▶ [SUPPLIED RECORDS]:
• • •

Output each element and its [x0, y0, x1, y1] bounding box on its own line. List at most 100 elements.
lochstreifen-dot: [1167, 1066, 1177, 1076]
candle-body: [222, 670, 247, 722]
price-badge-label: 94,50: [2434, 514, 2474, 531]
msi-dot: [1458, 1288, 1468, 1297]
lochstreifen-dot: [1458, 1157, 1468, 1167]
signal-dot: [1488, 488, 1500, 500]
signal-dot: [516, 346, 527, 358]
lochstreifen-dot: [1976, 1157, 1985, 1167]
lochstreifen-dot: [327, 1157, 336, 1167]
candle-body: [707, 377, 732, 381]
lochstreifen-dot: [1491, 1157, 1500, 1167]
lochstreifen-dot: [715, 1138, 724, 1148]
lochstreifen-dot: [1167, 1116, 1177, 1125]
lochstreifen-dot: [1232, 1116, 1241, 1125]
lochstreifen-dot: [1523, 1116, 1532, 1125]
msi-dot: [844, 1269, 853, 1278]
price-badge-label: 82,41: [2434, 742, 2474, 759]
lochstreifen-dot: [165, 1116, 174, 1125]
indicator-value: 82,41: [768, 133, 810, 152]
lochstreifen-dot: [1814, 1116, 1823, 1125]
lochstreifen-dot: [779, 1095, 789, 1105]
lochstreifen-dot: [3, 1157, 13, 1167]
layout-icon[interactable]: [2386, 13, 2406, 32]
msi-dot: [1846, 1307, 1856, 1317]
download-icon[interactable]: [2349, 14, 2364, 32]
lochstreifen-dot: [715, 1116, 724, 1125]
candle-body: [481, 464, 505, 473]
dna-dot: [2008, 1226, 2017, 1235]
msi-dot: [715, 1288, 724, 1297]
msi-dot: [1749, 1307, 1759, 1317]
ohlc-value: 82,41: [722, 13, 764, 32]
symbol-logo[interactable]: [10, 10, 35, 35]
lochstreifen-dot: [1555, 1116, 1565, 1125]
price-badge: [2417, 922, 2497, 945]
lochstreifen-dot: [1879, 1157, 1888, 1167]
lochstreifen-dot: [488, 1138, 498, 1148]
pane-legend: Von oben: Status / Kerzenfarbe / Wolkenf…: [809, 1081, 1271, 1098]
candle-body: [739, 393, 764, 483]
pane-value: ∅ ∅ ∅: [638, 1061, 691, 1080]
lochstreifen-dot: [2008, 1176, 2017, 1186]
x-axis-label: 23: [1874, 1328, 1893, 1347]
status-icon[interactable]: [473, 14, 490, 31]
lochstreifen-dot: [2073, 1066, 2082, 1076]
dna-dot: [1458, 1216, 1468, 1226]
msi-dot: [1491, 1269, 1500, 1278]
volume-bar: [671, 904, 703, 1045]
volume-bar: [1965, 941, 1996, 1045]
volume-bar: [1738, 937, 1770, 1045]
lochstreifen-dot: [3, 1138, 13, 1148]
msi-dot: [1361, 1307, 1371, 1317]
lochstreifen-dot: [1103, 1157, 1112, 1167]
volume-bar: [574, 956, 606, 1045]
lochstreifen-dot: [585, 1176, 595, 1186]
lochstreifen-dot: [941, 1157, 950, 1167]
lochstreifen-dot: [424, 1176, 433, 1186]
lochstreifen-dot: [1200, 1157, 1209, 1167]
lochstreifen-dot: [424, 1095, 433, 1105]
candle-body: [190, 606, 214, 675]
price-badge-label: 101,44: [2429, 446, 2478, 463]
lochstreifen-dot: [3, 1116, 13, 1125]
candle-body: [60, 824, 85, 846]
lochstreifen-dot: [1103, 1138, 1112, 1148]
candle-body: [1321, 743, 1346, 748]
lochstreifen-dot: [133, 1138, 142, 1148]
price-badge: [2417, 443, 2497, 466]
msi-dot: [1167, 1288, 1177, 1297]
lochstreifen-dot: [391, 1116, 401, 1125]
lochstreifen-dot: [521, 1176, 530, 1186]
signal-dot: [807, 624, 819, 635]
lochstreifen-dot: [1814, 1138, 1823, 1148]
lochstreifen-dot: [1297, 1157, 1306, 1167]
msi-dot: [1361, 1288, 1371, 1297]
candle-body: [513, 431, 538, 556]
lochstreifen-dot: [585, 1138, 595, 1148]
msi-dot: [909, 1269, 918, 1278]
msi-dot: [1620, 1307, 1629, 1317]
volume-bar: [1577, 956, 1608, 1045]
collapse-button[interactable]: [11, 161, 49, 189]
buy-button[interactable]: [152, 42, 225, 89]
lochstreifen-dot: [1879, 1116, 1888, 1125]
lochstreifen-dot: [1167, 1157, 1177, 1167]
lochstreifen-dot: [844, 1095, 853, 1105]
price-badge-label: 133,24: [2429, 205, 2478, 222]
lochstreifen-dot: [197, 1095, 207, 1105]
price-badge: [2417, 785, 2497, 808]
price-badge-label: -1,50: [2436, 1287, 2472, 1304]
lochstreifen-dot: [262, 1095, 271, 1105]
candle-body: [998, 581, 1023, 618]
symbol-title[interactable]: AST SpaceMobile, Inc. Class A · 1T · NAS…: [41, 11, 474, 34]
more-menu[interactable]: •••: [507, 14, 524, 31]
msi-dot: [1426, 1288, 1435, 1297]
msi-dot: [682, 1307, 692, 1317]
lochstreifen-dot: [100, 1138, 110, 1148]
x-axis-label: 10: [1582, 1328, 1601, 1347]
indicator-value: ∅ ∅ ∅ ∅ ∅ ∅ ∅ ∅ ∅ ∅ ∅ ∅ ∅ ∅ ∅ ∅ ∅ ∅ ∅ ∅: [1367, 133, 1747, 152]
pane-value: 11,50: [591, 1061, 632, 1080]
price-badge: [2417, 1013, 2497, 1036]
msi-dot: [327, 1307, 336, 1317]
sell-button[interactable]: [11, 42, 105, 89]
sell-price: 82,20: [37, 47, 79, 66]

• • •

▶ [PROMPT]: Pick out each line in the listing above that contains the string "volume", and copy those lines out.

▶ [TASK RESPONSE]:
volume-bar: [671, 904, 703, 1045]
volume-bar: [1965, 941, 1996, 1045]
volume-bar: [1738, 937, 1770, 1045]
volume-bar: [574, 956, 606, 1045]
volume-bar: [1577, 956, 1608, 1045]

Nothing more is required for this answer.